__Exercise task__: Reproduce each line of the material precisely.

__Supplied material__:
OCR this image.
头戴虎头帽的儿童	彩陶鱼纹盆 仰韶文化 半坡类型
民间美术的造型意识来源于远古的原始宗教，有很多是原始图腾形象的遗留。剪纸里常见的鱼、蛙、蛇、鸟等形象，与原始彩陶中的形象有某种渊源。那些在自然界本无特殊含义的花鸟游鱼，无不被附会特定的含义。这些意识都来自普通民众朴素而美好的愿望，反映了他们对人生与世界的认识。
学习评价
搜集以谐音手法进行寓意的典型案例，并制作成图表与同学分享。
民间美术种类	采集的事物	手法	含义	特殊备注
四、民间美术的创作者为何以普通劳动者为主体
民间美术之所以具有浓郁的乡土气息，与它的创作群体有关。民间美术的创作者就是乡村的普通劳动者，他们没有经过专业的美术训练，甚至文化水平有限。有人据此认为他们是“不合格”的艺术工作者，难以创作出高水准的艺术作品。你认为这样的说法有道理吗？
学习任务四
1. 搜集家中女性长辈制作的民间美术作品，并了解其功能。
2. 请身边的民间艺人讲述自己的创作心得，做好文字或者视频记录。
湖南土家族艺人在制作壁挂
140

__Reply__:
OCR this image.
头戴虎头帽的儿童	彩陶鱼纹盆 仰韶文化 半坡类型
民间美术的造型意识来源于远古的原始宗教，有很多是原始图腾形象的遗留。剪纸里常见的鱼、蛙、蛇、鸟等形象，与原始彩陶中的形象有某种渊源。那些在自然界本无特殊含义的花鸟游鱼，无不被附会特定的含义。这些意识都来自普通民众朴素而美好的愿望，反映了他们对人生与世界的认识。
学习评价
搜集以谐音手法进行寓意的典型案例，并制作成图表与同学分享。
民间美术种类	采集的事物	手法	含义	特殊备注
四、民间美术的创作者为何以普通劳动者为主体
民间美术之所以具有浓郁的乡土气息，与它的创作群体有关。民间美术的创作者就是乡村的普通劳动者，他们没有经过专业的美术训练，甚至文化水平有限。有人据此认为他们是“不合格”的艺术工作者，难以创作出高水准的艺术作品。你认为这样的说法有道理吗？
学习任务四
1. 搜集家中女性长辈制作的民间美术作品，并了解其功能。
2. 请身边的民间艺人讲述自己的创作心得，做好文字或者视频记录。
湖南土家族艺人在制作壁挂
140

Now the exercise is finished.